» Goal of the exercise:
Turn the lines into a Markdown table with the columns Row and Line, skipping blank lines. Begin at the first line and stop after the line containing "- reason-text: 可以推荐更合".

[A run of records]
_ _ _ _ _
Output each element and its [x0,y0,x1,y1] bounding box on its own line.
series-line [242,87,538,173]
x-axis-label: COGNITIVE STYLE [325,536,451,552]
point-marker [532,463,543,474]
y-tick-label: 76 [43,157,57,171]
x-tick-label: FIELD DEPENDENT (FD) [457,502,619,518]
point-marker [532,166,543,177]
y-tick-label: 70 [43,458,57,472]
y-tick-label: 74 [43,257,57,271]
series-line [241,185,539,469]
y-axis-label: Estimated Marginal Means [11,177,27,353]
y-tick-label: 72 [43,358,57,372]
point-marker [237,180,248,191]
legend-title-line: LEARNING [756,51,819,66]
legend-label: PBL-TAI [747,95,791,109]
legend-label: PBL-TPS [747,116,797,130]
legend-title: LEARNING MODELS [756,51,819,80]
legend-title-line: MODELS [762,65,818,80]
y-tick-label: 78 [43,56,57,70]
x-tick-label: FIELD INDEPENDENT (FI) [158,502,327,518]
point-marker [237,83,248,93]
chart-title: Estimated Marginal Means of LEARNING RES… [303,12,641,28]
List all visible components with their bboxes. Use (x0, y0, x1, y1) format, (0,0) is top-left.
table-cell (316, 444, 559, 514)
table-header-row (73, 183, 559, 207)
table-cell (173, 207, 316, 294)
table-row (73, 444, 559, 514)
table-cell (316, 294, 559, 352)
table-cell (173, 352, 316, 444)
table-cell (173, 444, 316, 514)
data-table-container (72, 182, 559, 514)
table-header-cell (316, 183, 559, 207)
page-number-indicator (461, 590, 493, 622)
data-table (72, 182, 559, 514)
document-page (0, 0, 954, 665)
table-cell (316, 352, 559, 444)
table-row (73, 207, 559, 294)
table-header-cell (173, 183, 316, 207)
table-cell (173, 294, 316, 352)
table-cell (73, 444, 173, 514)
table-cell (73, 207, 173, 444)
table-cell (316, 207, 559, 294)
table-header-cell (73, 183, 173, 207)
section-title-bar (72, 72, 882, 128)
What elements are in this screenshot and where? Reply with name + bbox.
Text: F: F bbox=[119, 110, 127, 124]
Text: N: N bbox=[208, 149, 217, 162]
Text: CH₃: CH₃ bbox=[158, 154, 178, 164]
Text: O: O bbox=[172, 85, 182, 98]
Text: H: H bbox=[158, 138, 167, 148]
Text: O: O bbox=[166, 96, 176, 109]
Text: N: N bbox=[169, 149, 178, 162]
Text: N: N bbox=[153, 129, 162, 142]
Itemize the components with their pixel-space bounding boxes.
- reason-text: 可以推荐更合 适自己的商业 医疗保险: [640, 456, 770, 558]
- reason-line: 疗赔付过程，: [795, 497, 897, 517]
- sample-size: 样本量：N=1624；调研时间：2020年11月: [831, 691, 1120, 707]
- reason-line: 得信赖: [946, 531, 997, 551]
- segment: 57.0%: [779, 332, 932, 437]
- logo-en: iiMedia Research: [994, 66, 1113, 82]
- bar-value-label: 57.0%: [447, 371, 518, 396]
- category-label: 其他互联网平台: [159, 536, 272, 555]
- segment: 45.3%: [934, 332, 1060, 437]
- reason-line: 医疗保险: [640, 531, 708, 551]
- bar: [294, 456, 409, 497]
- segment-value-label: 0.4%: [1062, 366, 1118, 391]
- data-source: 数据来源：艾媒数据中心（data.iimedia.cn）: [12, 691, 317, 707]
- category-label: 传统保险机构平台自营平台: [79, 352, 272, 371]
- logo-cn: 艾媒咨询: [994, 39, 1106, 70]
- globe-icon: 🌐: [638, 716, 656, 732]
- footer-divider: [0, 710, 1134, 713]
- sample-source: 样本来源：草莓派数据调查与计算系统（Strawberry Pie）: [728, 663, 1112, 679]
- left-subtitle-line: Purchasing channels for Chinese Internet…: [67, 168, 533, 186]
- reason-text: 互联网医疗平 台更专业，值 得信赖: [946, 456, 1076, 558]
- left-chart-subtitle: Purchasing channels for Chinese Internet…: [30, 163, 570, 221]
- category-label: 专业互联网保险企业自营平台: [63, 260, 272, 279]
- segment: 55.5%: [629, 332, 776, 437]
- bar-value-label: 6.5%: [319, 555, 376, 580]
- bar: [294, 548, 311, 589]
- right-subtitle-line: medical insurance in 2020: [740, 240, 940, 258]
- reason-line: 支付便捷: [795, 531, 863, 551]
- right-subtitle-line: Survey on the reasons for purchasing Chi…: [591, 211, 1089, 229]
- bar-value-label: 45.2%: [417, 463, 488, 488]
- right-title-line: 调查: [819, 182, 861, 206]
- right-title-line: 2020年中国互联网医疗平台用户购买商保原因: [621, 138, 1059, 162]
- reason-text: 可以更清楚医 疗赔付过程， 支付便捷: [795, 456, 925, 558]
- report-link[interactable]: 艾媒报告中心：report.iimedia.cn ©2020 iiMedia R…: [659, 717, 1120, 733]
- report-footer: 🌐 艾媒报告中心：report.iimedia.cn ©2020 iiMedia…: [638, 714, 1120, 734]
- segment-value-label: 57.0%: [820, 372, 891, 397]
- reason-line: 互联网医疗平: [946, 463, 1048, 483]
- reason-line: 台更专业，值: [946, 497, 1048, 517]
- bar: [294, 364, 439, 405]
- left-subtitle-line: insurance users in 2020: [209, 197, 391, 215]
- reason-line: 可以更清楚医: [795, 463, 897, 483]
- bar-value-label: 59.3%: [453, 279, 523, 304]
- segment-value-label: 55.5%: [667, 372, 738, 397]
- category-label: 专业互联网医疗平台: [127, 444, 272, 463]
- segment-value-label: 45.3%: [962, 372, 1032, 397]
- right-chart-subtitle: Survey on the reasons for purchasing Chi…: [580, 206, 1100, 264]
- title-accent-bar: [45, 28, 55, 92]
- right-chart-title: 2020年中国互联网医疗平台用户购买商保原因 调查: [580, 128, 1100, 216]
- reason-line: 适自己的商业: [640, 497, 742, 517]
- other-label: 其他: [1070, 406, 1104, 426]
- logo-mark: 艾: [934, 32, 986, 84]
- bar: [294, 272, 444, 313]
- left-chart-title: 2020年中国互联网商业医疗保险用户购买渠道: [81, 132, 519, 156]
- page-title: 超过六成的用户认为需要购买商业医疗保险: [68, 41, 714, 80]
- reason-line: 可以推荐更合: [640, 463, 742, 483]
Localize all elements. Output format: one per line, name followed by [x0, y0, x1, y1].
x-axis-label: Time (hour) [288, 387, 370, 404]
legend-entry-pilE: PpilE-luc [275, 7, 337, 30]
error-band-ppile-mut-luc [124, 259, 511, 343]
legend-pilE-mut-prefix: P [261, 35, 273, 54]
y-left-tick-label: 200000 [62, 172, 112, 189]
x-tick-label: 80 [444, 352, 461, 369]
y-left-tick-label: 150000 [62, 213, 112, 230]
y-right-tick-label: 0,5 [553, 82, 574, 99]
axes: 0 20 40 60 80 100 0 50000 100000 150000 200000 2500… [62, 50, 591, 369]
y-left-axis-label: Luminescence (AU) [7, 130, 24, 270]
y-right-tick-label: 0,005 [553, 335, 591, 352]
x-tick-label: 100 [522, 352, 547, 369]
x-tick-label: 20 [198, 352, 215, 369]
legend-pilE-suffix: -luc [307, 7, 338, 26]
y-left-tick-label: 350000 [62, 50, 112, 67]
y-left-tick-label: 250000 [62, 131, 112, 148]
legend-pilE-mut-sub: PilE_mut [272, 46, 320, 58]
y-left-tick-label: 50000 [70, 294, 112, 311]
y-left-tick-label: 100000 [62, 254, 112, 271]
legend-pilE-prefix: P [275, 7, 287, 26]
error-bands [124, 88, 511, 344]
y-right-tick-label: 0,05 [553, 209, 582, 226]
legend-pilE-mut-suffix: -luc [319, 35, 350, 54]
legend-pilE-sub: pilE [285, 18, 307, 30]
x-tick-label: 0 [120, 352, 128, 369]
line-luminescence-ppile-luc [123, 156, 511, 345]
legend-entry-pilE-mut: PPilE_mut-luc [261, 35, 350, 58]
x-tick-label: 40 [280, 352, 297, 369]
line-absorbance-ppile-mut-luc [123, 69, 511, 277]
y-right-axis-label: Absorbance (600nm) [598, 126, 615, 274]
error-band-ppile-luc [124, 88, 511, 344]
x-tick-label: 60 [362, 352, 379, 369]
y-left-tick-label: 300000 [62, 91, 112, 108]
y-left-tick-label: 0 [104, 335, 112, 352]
_ _ _ _ _
» Problem solution:
| Row | Line |
|---|---|
| 1 | Output each element and its [x0,y0,x1,y1] bounding box on its own line. |
| 2 | series-line [242,87,538,173] |
| 3 | x-axis-label: COGNITIVE STYLE [325,536,451,552] |
| 4 | point-marker [532,463,543,474] |
| 5 | y-tick-label: 76 [43,157,57,171] |
| 6 | x-tick-label: FIELD DEPENDENT (FD) [457,502,619,518] |
| 7 | point-marker [532,166,543,177] |
| 8 | y-tick-label: 70 [43,458,57,472] |
| 9 | y-tick-label: 74 [43,257,57,271] |
| 10 | series-line [241,185,539,469] |
| 11 | y-axis-label: Estimated Marginal Means [11,177,27,353] |
| 12 | y-tick-label: 72 [43,358,57,372] |
| 13 | point-marker [237,180,248,191] |
| 14 | legend-title-line: LEARNING [756,51,819,66] |
| 15 | legend-label: PBL-TAI [747,95,791,109] |
| 16 | legend-label: PBL-TPS [747,116,797,130] |
| 17 | legend-title: LEARNING MODELS [756,51,819,80] |
| 18 | legend-title-line: MODELS [762,65,818,80] |
| 19 | y-tick-label: 78 [43,56,57,70] |
| 20 | x-tick-label: FIELD INDEPENDENT (FI) [158,502,327,518] |
| 21 | point-marker [237,83,248,93] |
| 22 | chart-title: Estimated Marginal Means of LEARNING RES… [303,12,641,28] |
| 23 | List all visible components with their bboxes. Use (x0, y0, x1, y1) format, (0,0) is top-left. |
| 24 | table-cell (316, 444, 559, 514) |
| 25 | table-header-row (73, 183, 559, 207) |
| 26 | table-cell (173, 207, 316, 294) |
| 27 | table-row (73, 444, 559, 514) |
| 28 | table-cell (316, 294, 559, 352) |
| 29 | table-cell (173, 352, 316, 444) |
| 30 | table-cell (173, 444, 316, 514) |
| 31 | data-table-container (72, 182, 559, 514) |
| 32 | table-header-cell (316, 183, 559, 207) |
| 33 | page-number-indicator (461, 590, 493, 622) |
| 34 | data-table (72, 182, 559, 514) |
| 35 | document-page (0, 0, 954, 665) |
| 36 | table-cell (316, 352, 559, 444) |
| 37 | table-row (73, 207, 559, 294) |
| 38 | table-header-cell (173, 183, 316, 207) |
| 39 | table-cell (173, 294, 316, 352) |
| 40 | table-cell (73, 444, 173, 514) |
| 41 | table-cell (73, 207, 173, 444) |
| 42 | table-cell (316, 207, 559, 294) |
| 43 | table-header-cell (73, 183, 173, 207) |
| 44 | section-title-bar (72, 72, 882, 128) |
| 45 | What elements are in this screenshot and where? Reply with name + bbox. |
| 46 | Text: F: F bbox=[119, 110, 127, 124] |
| 47 | Text: N: N bbox=[208, 149, 217, 162] |
| 48 | Text: CH₃: CH₃ bbox=[158, 154, 178, 164] |
| 49 | Text: O: O bbox=[172, 85, 182, 98] |
| 50 | Text: H: H bbox=[158, 138, 167, 148] |
| 51 | Text: O: O bbox=[166, 96, 176, 109] |
| 52 | Text: N: N bbox=[169, 149, 178, 162] |
| 53 | Text: N: N bbox=[153, 129, 162, 142] |
| 54 | Itemize the components with their pixel-space bounding boxes. |
| 55 | - reason-text: 可以推荐更合 适自己的商业 医疗保险: [640, 456, 770, 558] |